_TASK STATEMENT:_ Your task is to print the material below exactly as presented.
[START]
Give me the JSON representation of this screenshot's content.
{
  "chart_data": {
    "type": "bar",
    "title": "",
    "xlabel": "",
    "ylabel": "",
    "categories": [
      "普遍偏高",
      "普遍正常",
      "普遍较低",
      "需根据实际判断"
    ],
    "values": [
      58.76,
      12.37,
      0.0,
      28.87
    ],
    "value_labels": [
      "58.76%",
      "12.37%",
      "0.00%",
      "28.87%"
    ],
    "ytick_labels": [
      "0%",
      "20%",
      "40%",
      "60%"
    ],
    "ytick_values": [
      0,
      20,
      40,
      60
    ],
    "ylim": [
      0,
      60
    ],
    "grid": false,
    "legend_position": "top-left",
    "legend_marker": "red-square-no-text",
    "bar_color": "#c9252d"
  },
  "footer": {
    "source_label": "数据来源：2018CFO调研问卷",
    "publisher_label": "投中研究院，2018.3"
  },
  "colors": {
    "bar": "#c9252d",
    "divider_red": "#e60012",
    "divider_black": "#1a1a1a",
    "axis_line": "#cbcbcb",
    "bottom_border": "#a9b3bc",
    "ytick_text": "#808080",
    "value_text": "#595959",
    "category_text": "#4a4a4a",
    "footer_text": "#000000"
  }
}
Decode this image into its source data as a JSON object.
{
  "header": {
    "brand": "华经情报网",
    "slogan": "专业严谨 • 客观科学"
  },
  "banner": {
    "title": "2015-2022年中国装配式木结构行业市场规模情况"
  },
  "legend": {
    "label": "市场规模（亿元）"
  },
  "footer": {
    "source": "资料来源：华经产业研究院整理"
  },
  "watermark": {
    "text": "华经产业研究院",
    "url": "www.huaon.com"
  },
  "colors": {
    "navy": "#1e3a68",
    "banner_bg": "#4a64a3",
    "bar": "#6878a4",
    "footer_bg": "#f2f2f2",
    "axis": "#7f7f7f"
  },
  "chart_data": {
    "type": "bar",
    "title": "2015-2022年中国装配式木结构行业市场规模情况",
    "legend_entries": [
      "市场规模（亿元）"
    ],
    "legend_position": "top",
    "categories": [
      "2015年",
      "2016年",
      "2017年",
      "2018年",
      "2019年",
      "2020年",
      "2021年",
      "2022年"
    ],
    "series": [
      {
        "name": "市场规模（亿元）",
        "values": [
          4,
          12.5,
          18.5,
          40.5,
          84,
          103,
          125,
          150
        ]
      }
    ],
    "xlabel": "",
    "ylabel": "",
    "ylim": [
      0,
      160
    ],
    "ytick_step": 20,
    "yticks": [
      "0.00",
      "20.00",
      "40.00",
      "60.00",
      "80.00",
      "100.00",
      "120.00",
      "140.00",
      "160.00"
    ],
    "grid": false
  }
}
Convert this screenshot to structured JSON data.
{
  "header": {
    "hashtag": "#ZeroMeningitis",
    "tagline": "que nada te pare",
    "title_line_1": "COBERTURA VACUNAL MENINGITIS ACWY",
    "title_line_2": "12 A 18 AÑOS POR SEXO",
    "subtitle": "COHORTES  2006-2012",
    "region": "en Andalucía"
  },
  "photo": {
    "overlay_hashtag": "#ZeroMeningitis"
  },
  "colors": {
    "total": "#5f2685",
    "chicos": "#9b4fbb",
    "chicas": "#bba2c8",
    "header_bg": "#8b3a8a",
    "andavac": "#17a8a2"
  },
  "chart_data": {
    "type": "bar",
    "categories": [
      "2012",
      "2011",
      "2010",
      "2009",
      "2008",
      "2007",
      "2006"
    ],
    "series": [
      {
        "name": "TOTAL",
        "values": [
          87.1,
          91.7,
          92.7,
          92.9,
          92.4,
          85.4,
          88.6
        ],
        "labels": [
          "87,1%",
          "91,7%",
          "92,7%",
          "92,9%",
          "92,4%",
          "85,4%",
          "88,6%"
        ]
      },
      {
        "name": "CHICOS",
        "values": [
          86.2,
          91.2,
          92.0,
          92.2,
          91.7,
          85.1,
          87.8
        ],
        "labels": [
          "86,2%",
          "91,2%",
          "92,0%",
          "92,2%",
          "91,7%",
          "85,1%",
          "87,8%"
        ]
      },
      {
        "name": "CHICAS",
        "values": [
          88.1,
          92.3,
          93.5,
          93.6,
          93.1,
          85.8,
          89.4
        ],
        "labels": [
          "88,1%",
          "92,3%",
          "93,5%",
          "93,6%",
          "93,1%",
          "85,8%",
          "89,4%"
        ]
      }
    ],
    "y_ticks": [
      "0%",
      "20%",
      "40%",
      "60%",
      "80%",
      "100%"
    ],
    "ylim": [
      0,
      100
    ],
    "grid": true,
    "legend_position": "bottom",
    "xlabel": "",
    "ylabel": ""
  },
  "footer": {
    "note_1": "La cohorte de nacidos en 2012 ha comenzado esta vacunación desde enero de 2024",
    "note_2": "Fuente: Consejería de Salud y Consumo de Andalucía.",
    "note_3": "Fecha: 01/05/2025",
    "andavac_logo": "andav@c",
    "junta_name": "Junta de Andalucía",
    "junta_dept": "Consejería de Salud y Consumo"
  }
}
[END]
_RESPONSE TO THIS TASK:_
Give me the JSON representation of this screenshot's content.
{
  "chart_data": {
    "type": "bar",
    "title": "",
    "xlabel": "",
    "ylabel": "",
    "categories": [
      "普遍偏高",
      "普遍正常",
      "普遍较低",
      "需根据实际判断"
    ],
    "values": [
      58.76,
      12.37,
      0.0,
      28.87
    ],
    "value_labels": [
      "58.76%",
      "12.37%",
      "0.00%",
      "28.87%"
    ],
    "ytick_labels": [
      "0%",
      "20%",
      "40%",
      "60%"
    ],
    "ytick_values": [
      0,
      20,
      40,
      60
    ],
    "ylim": [
      0,
      60
    ],
    "grid": false,
    "legend_position": "top-left",
    "legend_marker": "red-square-no-text",
    "bar_color": "#c9252d"
  },
  "footer": {
    "source_label": "数据来源：2018CFO调研问卷",
    "publisher_label": "投中研究院，2018.3"
  },
  "colors": {
    "bar": "#c9252d",
    "divider_red": "#e60012",
    "divider_black": "#1a1a1a",
    "axis_line": "#cbcbcb",
    "bottom_border": "#a9b3bc",
    "ytick_text": "#808080",
    "value_text": "#595959",
    "category_text": "#4a4a4a",
    "footer_text": "#000000"
  }
}
Decode this image into its source data as a JSON object.
{
  "header": {
    "brand": "华经情报网",
    "slogan": "专业严谨 • 客观科学"
  },
  "banner": {
    "title": "2015-2022年中国装配式木结构行业市场规模情况"
  },
  "legend": {
    "label": "市场规模（亿元）"
  },
  "footer": {
    "source": "资料来源：华经产业研究院整理"
  },
  "watermark": {
    "text": "华经产业研究院",
    "url": "www.huaon.com"
  },
  "colors": {
    "navy": "#1e3a68",
    "banner_bg": "#4a64a3",
    "bar": "#6878a4",
    "footer_bg": "#f2f2f2",
    "axis": "#7f7f7f"
  },
  "chart_data": {
    "type": "bar",
    "title": "2015-2022年中国装配式木结构行业市场规模情况",
    "legend_entries": [
      "市场规模（亿元）"
    ],
    "legend_position": "top",
    "categories": [
      "2015年",
      "2016年",
      "2017年",
      "2018年",
      "2019年",
      "2020年",
      "2021年",
      "2022年"
    ],
    "series": [
      {
        "name": "市场规模（亿元）",
        "values": [
          4,
          12.5,
          18.5,
          40.5,
          84,
          103,
          125,
          150
        ]
      }
    ],
    "xlabel": "",
    "ylabel": "",
    "ylim": [
      0,
      160
    ],
    "ytick_step": 20,
    "yticks": [
      "0.00",
      "20.00",
      "40.00",
      "60.00",
      "80.00",
      "100.00",
      "120.00",
      "140.00",
      "160.00"
    ],
    "grid": false
  }
}
Convert this screenshot to structured JSON data.
{
  "header": {
    "hashtag": "#ZeroMeningitis",
    "tagline": "que nada te pare",
    "title_line_1": "COBERTURA VACUNAL MENINGITIS ACWY",
    "title_line_2": "12 A 18 AÑOS POR SEXO",
    "subtitle": "COHORTES  2006-2012",
    "region": "en Andalucía"
  },
  "photo": {
    "overlay_hashtag": "#ZeroMeningitis"
  },
  "colors": {
    "total": "#5f2685",
    "chicos": "#9b4fbb",
    "chicas": "#bba2c8",
    "header_bg": "#8b3a8a",
    "andavac": "#17a8a2"
  },
  "chart_data": {
    "type": "bar",
    "categories": [
      "2012",
      "2011",
      "2010",
      "2009",
      "2008",
      "2007",
      "2006"
    ],
    "series": [
      {
        "name": "TOTAL",
        "values": [
          87.1,
          91.7,
          92.7,
          92.9,
          92.4,
          85.4,
          88.6
        ],
        "labels": [
          "87,1%",
          "91,7%",
          "92,7%",
          "92,9%",
          "92,4%",
          "85,4%",
          "88,6%"
        ]
      },
      {
        "name": "CHICOS",
        "values": [
          86.2,
          91.2,
          92.0,
          92.2,
          91.7,
          85.1,
          87.8
        ],
        "labels": [
          "86,2%",
          "91,2%",
          "92,0%",
          "92,2%",
          "91,7%",
          "85,1%",
          "87,8%"
        ]
      },
      {
        "name": "CHICAS",
        "values": [
          88.1,
          92.3,
          93.5,
          93.6,
          93.1,
          85.8,
          89.4
        ],
        "labels": [
          "88,1%",
          "92,3%",
          "93,5%",
          "93,6%",
          "93,1%",
          "85,8%",
          "89,4%"
        ]
      }
    ],
    "y_ticks": [
      "0%",
      "20%",
      "40%",
      "60%",
      "80%",
      "100%"
    ],
    "ylim": [
      0,
      100
    ],
    "grid": true,
    "legend_position": "bottom",
    "xlabel": "",
    "ylabel": ""
  },
  "footer": {
    "note_1": "La cohorte de nacidos en 2012 ha comenzado esta vacunación desde enero de 2024",
    "note_2": "Fuente: Consejería de Salud y Consumo de Andalucía.",
    "note_3": "Fecha: 01/05/2025",
    "andavac_logo": "andav@c",
    "junta_name": "Junta de Andalucía",
    "junta_dept": "Consejería de Salud y Consumo"
  }
}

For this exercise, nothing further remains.